*TASK TO CARRY OUT*.
Copy each line of the data below exactly, leaving out pictures.

━━━━

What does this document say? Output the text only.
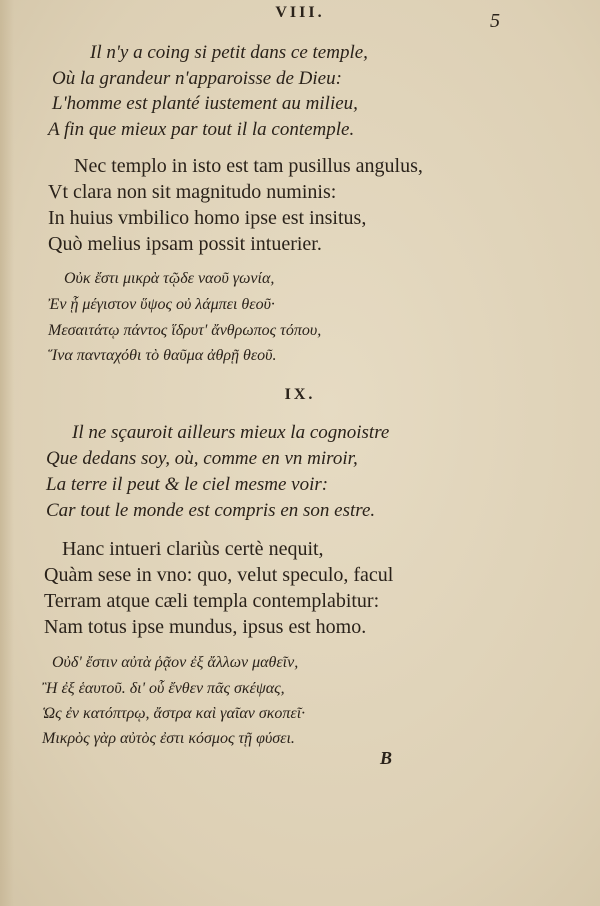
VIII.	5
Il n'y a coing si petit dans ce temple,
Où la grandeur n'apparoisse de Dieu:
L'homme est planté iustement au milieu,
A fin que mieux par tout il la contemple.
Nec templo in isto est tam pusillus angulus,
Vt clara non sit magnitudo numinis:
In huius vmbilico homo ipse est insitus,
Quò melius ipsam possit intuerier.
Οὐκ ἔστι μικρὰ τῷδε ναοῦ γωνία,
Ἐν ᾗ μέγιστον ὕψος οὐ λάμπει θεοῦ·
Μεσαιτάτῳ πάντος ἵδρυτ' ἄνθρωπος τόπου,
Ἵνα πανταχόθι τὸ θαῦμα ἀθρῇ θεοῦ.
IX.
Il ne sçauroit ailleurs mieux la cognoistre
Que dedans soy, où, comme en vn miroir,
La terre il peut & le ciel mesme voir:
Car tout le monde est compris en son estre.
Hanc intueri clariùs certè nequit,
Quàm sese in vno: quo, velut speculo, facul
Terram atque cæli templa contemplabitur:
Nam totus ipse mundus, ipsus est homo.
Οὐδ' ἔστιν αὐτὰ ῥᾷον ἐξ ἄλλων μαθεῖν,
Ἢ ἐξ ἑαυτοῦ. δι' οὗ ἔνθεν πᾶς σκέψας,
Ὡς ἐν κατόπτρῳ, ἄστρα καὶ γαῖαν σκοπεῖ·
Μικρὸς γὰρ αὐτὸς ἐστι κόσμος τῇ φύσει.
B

━━━━

*PROBLEM SOLUTION*.
What does this document say? Output the text only.
VIII.	5
Il n'y a coing si petit dans ce temple,
Où la grandeur n'apparoisse de Dieu:
L'homme est planté iustement au milieu,
A fin que mieux par tout il la contemple.
Nec templo in isto est tam pusillus angulus,
Vt clara non sit magnitudo numinis:
In huius vmbilico homo ipse est insitus,
Quò melius ipsam possit intuerier.
Οὐκ ἔστι μικρὰ τῷδε ναοῦ γωνία,
Ἐν ᾗ μέγιστον ὕψος οὐ λάμπει θεοῦ·
Μεσαιτάτῳ πάντος ἵδρυτ' ἄνθρωπος τόπου,
Ἵνα πανταχόθι τὸ θαῦμα ἀθρῇ θεοῦ.
IX.
Il ne sçauroit ailleurs mieux la cognoistre
Que dedans soy, où, comme en vn miroir,
La terre il peut & le ciel mesme voir:
Car tout le monde est compris en son estre.
Hanc intueri clariùs certè nequit,
Quàm sese in vno: quo, velut speculo, facul
Terram atque cæli templa contemplabitur:
Nam totus ipse mundus, ipsus est homo.
Οὐδ' ἔστιν αὐτὰ ῥᾷον ἐξ ἄλλων μαθεῖν,
Ἢ ἐξ ἑαυτοῦ. δι' οὗ ἔνθεν πᾶς σκέψας,
Ὡς ἐν κατόπτρῳ, ἄστρα καὶ γαῖαν σκοπεῖ·
Μικρὸς γὰρ αὐτὸς ἐστι κόσμος τῇ φύσει.
B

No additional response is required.